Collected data
— Begin —
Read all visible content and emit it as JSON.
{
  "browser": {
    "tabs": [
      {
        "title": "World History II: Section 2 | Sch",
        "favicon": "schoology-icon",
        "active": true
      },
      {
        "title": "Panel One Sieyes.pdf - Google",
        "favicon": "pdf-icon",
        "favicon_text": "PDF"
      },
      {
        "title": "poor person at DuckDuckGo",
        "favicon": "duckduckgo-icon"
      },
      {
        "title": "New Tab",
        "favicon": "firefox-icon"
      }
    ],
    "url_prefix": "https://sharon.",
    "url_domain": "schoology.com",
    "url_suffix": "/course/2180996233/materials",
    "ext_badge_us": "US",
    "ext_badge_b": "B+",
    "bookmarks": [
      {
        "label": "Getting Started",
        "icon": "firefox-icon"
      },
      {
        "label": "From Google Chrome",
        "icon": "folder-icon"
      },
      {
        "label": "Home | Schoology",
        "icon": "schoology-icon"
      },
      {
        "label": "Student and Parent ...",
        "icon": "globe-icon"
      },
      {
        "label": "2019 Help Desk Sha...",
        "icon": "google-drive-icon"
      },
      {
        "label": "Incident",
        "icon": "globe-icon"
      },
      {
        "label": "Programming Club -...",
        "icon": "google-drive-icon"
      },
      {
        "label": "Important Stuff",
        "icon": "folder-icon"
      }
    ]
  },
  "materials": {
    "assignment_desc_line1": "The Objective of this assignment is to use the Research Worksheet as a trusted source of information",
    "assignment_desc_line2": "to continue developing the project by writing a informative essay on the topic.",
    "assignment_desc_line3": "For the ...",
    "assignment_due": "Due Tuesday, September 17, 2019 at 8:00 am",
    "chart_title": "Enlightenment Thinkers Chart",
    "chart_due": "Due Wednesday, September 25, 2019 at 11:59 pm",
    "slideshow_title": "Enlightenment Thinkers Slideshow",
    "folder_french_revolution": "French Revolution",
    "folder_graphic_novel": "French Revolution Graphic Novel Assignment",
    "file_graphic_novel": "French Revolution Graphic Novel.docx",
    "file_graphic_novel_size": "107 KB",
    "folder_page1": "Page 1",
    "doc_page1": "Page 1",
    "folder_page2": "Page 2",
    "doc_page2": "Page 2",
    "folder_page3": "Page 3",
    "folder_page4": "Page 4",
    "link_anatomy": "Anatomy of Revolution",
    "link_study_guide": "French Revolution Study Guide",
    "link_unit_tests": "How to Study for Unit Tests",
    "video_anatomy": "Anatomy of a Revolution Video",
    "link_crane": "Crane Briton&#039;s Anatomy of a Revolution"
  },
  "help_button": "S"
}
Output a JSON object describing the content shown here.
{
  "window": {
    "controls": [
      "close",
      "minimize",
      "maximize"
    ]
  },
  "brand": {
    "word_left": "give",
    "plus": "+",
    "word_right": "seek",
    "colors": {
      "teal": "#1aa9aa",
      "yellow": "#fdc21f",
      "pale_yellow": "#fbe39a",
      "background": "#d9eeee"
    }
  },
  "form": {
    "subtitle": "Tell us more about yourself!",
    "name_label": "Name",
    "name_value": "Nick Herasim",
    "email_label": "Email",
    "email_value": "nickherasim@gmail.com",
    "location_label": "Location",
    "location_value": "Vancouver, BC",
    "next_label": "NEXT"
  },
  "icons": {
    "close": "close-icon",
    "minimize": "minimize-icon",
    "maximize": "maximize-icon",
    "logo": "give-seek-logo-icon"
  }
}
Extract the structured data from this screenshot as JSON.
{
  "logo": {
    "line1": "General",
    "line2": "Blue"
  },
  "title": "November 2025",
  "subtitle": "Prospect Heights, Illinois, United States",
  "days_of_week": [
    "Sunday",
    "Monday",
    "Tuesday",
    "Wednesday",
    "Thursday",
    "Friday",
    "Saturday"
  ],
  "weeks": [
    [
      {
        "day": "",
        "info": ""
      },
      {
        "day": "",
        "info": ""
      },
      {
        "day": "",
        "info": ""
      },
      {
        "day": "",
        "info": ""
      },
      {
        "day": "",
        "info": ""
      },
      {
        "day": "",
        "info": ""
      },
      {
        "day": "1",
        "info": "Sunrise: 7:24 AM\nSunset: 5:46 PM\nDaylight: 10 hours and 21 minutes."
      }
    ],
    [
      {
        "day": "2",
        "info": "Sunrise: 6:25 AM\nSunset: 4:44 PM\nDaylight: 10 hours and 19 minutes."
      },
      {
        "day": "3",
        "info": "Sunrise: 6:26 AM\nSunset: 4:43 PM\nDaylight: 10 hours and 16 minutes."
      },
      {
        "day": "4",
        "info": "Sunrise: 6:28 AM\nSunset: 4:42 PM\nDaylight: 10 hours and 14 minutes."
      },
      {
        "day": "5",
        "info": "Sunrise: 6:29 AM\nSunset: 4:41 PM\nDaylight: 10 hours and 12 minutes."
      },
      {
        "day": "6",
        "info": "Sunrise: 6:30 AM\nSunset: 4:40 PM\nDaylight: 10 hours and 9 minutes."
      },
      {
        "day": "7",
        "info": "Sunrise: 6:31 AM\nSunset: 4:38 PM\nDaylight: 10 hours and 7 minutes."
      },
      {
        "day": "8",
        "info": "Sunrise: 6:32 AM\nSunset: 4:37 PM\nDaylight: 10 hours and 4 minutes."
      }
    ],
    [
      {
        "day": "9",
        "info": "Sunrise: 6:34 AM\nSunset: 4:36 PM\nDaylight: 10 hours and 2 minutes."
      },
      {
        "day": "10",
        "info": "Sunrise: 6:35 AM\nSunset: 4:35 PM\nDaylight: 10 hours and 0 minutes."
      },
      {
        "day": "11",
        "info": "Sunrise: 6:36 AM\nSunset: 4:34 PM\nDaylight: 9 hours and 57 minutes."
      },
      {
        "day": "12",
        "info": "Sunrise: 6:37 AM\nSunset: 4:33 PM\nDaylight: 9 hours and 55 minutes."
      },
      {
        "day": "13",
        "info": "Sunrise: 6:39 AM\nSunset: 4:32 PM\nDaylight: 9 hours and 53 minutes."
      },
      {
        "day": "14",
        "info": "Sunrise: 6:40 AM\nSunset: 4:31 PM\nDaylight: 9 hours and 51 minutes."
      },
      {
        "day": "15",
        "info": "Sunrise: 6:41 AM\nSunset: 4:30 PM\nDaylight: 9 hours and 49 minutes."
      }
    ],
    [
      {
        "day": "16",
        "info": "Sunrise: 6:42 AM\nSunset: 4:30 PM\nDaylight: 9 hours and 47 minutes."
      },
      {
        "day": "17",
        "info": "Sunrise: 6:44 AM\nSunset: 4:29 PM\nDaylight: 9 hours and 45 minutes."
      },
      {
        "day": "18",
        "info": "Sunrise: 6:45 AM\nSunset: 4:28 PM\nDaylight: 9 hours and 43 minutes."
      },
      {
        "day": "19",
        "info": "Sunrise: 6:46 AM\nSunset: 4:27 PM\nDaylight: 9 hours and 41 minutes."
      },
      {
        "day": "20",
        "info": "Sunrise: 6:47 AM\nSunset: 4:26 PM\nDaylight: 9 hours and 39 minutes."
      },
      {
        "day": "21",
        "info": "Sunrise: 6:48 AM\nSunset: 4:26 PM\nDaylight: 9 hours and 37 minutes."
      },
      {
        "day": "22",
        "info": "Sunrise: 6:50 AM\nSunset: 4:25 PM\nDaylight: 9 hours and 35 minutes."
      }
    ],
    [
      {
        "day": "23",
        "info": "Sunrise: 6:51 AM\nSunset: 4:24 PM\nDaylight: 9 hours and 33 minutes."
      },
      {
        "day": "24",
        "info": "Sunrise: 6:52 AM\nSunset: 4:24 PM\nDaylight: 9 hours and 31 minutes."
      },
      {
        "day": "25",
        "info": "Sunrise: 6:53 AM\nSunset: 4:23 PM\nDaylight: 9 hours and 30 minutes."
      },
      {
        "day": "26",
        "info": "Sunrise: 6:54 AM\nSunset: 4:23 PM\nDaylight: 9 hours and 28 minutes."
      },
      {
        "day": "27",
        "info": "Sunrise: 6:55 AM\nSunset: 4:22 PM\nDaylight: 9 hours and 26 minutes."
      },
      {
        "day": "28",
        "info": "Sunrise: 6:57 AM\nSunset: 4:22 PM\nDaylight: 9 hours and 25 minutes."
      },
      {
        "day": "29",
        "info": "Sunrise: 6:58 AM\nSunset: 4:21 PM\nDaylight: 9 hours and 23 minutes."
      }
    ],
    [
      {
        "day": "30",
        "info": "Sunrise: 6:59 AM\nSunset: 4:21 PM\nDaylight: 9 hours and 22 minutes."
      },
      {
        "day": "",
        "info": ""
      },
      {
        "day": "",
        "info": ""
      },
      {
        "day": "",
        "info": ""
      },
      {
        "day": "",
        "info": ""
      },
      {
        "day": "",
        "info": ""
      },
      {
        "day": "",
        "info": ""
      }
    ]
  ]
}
— End —
- **Written problem**
Identify the lines in the entries that hold "September" and return each one.

- **Response to the task**
    "assignment_due": "Due Tuesday, September 17, 2019 at 8:00 am",
    "chart_due": "Due Wednesday, September 25, 2019 at 11:59 pm",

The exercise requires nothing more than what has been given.